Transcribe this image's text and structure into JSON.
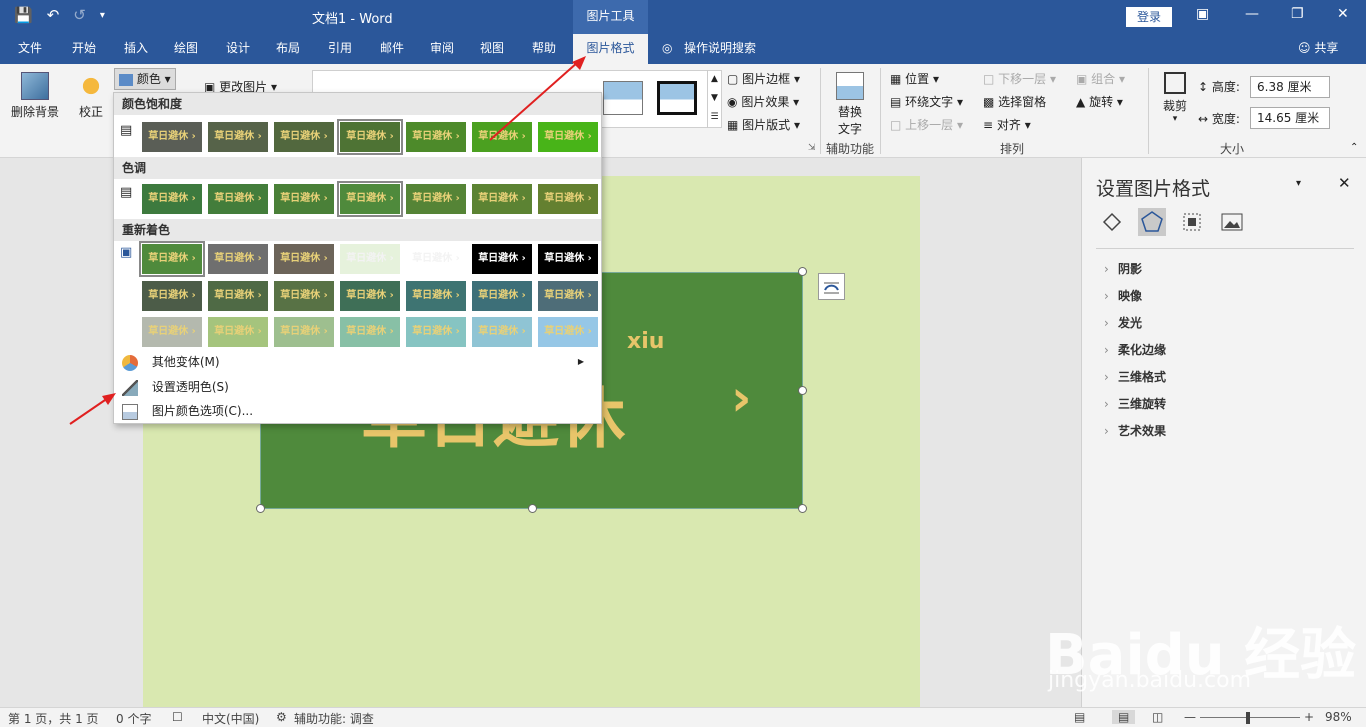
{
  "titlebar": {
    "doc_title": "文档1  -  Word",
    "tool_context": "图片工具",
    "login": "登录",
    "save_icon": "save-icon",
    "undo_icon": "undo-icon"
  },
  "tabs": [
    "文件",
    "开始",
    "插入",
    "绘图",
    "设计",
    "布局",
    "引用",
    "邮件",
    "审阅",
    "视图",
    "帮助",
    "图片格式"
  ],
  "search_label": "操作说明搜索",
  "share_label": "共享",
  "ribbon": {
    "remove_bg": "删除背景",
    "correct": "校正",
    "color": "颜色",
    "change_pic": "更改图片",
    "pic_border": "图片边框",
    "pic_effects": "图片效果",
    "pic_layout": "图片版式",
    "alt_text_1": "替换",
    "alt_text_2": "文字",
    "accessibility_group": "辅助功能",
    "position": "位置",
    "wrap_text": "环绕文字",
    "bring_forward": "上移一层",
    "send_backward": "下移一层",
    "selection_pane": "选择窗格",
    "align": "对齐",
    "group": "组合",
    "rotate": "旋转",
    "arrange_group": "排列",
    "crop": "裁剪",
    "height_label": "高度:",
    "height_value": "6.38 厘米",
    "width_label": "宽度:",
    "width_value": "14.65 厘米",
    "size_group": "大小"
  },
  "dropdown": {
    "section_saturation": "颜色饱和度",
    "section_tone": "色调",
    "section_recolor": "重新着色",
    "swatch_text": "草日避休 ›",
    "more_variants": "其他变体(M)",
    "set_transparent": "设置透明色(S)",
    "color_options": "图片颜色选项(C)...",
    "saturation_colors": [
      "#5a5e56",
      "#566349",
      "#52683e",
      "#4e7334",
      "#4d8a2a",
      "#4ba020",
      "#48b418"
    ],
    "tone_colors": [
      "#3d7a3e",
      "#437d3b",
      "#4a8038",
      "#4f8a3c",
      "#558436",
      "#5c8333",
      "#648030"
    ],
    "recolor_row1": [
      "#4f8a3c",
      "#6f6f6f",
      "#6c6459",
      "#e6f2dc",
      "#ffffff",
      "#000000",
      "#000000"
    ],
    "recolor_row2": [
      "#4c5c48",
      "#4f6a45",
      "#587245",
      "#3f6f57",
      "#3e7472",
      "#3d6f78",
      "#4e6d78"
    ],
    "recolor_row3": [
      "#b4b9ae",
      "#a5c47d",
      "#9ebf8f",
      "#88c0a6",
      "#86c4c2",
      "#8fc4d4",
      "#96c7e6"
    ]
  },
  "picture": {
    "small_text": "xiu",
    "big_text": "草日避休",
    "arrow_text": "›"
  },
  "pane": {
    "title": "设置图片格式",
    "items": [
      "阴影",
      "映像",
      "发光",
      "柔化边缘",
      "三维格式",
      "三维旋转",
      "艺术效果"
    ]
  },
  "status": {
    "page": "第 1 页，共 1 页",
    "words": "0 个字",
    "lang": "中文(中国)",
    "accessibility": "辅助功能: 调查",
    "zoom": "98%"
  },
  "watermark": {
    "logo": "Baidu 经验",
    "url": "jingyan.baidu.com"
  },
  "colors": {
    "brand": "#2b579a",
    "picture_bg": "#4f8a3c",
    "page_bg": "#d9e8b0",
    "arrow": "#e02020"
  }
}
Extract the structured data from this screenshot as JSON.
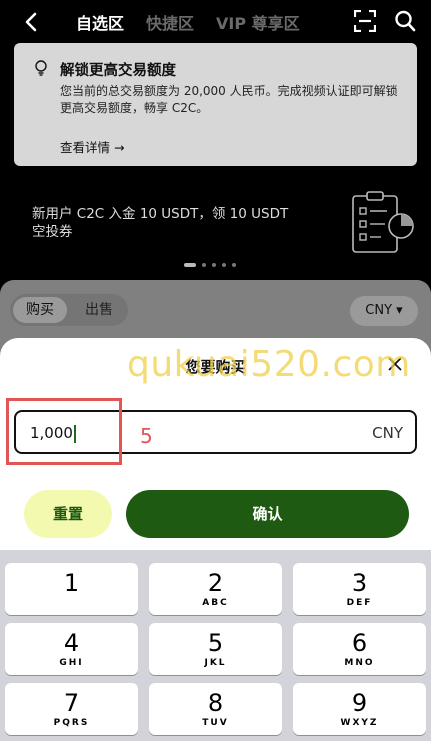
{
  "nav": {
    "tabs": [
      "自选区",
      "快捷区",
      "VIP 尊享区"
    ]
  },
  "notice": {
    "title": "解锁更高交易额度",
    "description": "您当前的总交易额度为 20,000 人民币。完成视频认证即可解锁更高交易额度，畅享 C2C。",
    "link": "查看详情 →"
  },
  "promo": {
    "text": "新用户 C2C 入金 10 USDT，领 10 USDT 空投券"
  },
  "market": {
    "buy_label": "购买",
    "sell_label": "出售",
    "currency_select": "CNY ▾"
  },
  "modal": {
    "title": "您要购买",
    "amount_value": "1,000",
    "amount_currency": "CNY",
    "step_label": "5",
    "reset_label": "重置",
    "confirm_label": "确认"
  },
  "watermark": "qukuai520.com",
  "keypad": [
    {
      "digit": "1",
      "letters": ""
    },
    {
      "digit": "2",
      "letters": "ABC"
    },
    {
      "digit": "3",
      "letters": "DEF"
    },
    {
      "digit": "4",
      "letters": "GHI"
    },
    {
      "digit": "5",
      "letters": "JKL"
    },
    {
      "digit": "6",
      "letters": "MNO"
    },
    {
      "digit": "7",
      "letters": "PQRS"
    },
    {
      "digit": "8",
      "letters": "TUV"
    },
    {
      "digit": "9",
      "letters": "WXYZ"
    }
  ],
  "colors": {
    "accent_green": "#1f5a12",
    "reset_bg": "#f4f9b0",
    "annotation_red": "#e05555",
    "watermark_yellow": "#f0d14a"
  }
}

★ ★ ★ ★ ★ ★ ★

• Stated goal: Write out the whole listing again, exactly, with no pictures.

• Answer to the problem:
Transcribe this image's text and structure into JSON.
{
  "titlebar": {
    "doc_title": "文档1  -  Word",
    "tool_context": "图片工具",
    "login": "登录",
    "save_icon": "save-icon",
    "undo_icon": "undo-icon"
  },
  "tabs": [
    "文件",
    "开始",
    "插入",
    "绘图",
    "设计",
    "布局",
    "引用",
    "邮件",
    "审阅",
    "视图",
    "帮助",
    "图片格式"
  ],
  "search_label": "操作说明搜索",
  "share_label": "共享",
  "ribbon": {
    "remove_bg": "删除背景",
    "correct": "校正",
    "color": "颜色",
    "change_pic": "更改图片",
    "pic_border": "图片边框",
    "pic_effects": "图片效果",
    "pic_layout": "图片版式",
    "alt_text_1": "替换",
    "alt_text_2": "文字",
    "accessibility_group": "辅助功能",
    "position": "位置",
    "wrap_text": "环绕文字",
    "bring_forward": "上移一层",
    "send_backward": "下移一层",
    "selection_pane": "选择窗格",
    "align": "对齐",
    "group": "组合",
    "rotate": "旋转",
    "arrange_group": "排列",
    "crop": "裁剪",
    "height_label": "高度:",
    "height_value": "6.38 厘米",
    "width_label": "宽度:",
    "width_value": "14.65 厘米",
    "size_group": "大小"
  },
  "dropdown": {
    "section_saturation": "颜色饱和度",
    "section_tone": "色调",
    "section_recolor": "重新着色",
    "swatch_text": "草日避休 ›",
    "more_variants": "其他变体(M)",
    "set_transparent": "设置透明色(S)",
    "color_options": "图片颜色选项(C)...",
    "saturation_colors": [
      "#5a5e56",
      "#566349",
      "#52683e",
      "#4e7334",
      "#4d8a2a",
      "#4ba020",
      "#48b418"
    ],
    "tone_colors": [
      "#3d7a3e",
      "#437d3b",
      "#4a8038",
      "#4f8a3c",
      "#558436",
      "#5c8333",
      "#648030"
    ],
    "recolor_row1": [
      "#4f8a3c",
      "#6f6f6f",
      "#6c6459",
      "#e6f2dc",
      "#ffffff",
      "#000000",
      "#000000"
    ],
    "recolor_row2": [
      "#4c5c48",
      "#4f6a45",
      "#587245",
      "#3f6f57",
      "#3e7472",
      "#3d6f78",
      "#4e6d78"
    ],
    "recolor_row3": [
      "#b4b9ae",
      "#a5c47d",
      "#9ebf8f",
      "#88c0a6",
      "#86c4c2",
      "#8fc4d4",
      "#96c7e6"
    ]
  },
  "picture": {
    "small_text": "xiu",
    "big_text": "草日避休",
    "arrow_text": "›"
  },
  "pane": {
    "title": "设置图片格式",
    "items": [
      "阴影",
      "映像",
      "发光",
      "柔化边缘",
      "三维格式",
      "三维旋转",
      "艺术效果"
    ]
  },
  "status": {
    "page": "第 1 页，共 1 页",
    "words": "0 个字",
    "lang": "中文(中国)",
    "accessibility": "辅助功能: 调查",
    "zoom": "98%"
  },
  "watermark": {
    "logo": "Baidu 经验",
    "url": "jingyan.baidu.com"
  },
  "colors": {
    "brand": "#2b579a",
    "picture_bg": "#4f8a3c",
    "page_bg": "#d9e8b0",
    "arrow": "#e02020"
  }
}
Extract the structured data from this screenshot as JSON.
{
  "nav": {
    "tabs": [
      "自选区",
      "快捷区",
      "VIP 尊享区"
    ]
  },
  "notice": {
    "title": "解锁更高交易额度",
    "description": "您当前的总交易额度为 20,000 人民币。完成视频认证即可解锁更高交易额度，畅享 C2C。",
    "link": "查看详情 →"
  },
  "promo": {
    "text": "新用户 C2C 入金 10 USDT，领 10 USDT 空投券"
  },
  "market": {
    "buy_label": "购买",
    "sell_label": "出售",
    "currency_select": "CNY ▾"
  },
  "modal": {
    "title": "您要购买",
    "amount_value": "1,000",
    "amount_currency": "CNY",
    "step_label": "5",
    "reset_label": "重置",
    "confirm_label": "确认"
  },
  "watermark": "qukuai520.com",
  "keypad": [
    {
      "digit": "1",
      "letters": ""
    },
    {
      "digit": "2",
      "letters": "ABC"
    },
    {
      "digit": "3",
      "letters": "DEF"
    },
    {
      "digit": "4",
      "letters": "GHI"
    },
    {
      "digit": "5",
      "letters": "JKL"
    },
    {
      "digit": "6",
      "letters": "MNO"
    },
    {
      "digit": "7",
      "letters": "PQRS"
    },
    {
      "digit": "8",
      "letters": "TUV"
    },
    {
      "digit": "9",
      "letters": "WXYZ"
    }
  ],
  "colors": {
    "accent_green": "#1f5a12",
    "reset_bg": "#f4f9b0",
    "annotation_red": "#e05555",
    "watermark_yellow": "#f0d14a"
  }
}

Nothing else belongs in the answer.